REQUIRED WORK
Omit the pictures from the entries below and retype everything else exactly.

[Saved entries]
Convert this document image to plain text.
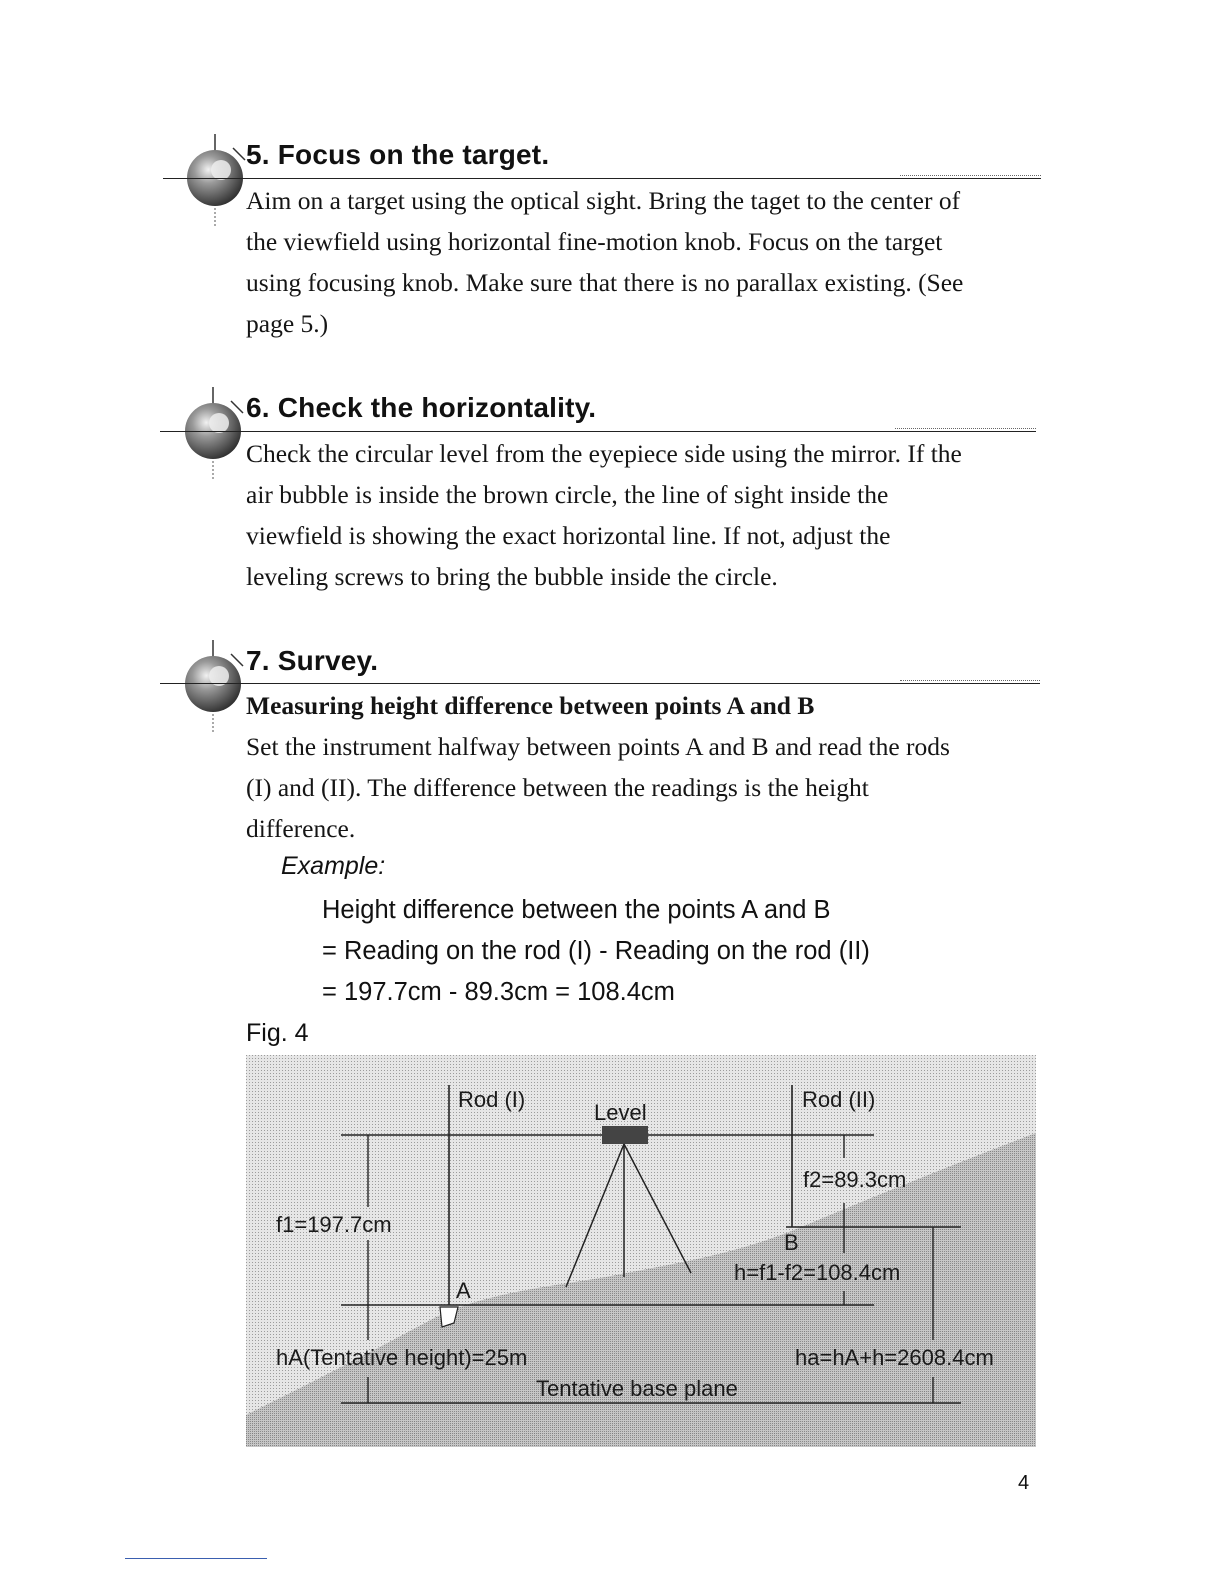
5. Focus on the target.

Aim on a target using the optical sight. Bring the taget to the center of
the viewfield using horizontal fine-motion knob. Focus on the target
using focusing knob. Make sure that there is no parallax existing. (See
page 5.)

6. Check the horizontality.

Check the circular level from the eyepiece side using the mirror. If the
air bubble is inside the brown circle, the line of sight inside the
viewfield is showing the exact horizontal line. If not, adjust the
leveling screws to bring the bubble inside the circle.

7. Survey.

Measuring height difference between points A and B
Set the instrument halfway between points A and B and read the rods
(I) and (II). The difference between the readings is the height
difference.

Example:

Height difference between the points A and B

= Reading on the rod (I) - Reading on the rod (II)

= 197.7cm - 89.3cm = 108.4cm

Fig. 4

Rod (I)
Level
Rod (II)
f2=89.3cm
f1=197.7cm
B
h=f1-f2=108.4cm
A
hA(Tentative height)=25m	ha=hA+h=2608.4cm
Tentative base plane

4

IN RESPONSE
Convert this document image to plain text.
5. Focus on the target.

Aim on a target using the optical sight. Bring the taget to the center of
the viewfield using horizontal fine-motion knob. Focus on the target
using focusing knob. Make sure that there is no parallax existing. (See
page 5.)

6. Check the horizontality.

Check the circular level from the eyepiece side using the mirror. If the
air bubble is inside the brown circle, the line of sight inside the
viewfield is showing the exact horizontal line. If not, adjust the
leveling screws to bring the bubble inside the circle.

7. Survey.

Measuring height difference between points A and B
Set the instrument halfway between points A and B and read the rods
(I) and (II). The difference between the readings is the height
difference.

Example:

Height difference between the points A and B

= Reading on the rod (I) - Reading on the rod (II)

= 197.7cm - 89.3cm = 108.4cm

Fig. 4

Rod (I)
Level
Rod (II)
f2=89.3cm
f1=197.7cm
B
h=f1-f2=108.4cm
A
hA(Tentative height)=25m	ha=hA+h=2608.4cm
Tentative base plane

4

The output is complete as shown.